## CHALLENGE
State only the number of lines that include "тока".

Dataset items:
┄┄┄┄┄┄

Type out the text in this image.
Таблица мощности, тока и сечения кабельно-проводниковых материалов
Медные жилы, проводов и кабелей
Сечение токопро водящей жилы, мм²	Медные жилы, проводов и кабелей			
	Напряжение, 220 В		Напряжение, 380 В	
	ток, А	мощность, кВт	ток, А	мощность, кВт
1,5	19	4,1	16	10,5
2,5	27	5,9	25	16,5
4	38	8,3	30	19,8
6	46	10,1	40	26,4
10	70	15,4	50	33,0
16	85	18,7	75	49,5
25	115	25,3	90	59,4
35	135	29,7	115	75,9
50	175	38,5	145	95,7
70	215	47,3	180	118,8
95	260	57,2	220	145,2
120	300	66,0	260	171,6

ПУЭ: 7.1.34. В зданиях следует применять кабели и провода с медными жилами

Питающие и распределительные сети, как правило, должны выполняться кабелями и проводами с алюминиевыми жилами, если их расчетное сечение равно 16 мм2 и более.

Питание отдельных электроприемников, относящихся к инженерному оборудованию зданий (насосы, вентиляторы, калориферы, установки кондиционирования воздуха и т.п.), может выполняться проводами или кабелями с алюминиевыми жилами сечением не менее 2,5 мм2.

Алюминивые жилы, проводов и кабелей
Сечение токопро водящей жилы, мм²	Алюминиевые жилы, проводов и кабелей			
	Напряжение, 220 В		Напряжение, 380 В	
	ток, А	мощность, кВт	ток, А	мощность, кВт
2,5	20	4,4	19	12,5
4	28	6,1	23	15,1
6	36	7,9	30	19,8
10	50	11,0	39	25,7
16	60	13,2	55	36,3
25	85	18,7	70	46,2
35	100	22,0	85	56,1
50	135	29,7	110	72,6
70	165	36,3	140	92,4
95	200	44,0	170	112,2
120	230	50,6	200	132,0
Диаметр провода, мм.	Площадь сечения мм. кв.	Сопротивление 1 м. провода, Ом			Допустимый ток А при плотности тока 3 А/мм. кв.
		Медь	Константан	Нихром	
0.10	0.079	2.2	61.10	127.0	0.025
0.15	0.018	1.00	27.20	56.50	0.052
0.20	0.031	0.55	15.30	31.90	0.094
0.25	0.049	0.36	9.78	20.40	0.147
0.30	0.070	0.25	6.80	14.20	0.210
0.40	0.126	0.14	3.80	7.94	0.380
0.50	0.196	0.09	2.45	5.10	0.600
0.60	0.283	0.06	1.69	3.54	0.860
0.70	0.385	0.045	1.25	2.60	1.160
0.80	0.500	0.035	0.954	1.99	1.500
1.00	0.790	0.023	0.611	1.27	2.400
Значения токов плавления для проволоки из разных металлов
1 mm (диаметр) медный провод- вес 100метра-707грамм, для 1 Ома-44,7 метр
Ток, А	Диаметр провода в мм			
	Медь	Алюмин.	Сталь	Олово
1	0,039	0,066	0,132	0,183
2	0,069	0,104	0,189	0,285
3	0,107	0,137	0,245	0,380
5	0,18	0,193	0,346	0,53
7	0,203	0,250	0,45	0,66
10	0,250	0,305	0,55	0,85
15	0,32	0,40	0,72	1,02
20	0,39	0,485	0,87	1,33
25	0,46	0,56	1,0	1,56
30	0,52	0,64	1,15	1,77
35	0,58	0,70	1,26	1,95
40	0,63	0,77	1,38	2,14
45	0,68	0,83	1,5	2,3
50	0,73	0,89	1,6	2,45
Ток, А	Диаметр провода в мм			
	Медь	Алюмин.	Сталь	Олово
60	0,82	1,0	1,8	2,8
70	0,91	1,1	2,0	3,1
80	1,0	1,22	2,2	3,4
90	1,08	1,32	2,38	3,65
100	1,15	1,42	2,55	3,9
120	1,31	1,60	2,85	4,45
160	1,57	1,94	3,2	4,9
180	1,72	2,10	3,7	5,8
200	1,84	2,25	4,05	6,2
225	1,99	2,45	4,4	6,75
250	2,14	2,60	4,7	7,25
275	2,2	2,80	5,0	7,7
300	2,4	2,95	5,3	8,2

┄┄┄┄┄┄

## REPLY TO THE EXERCISE
2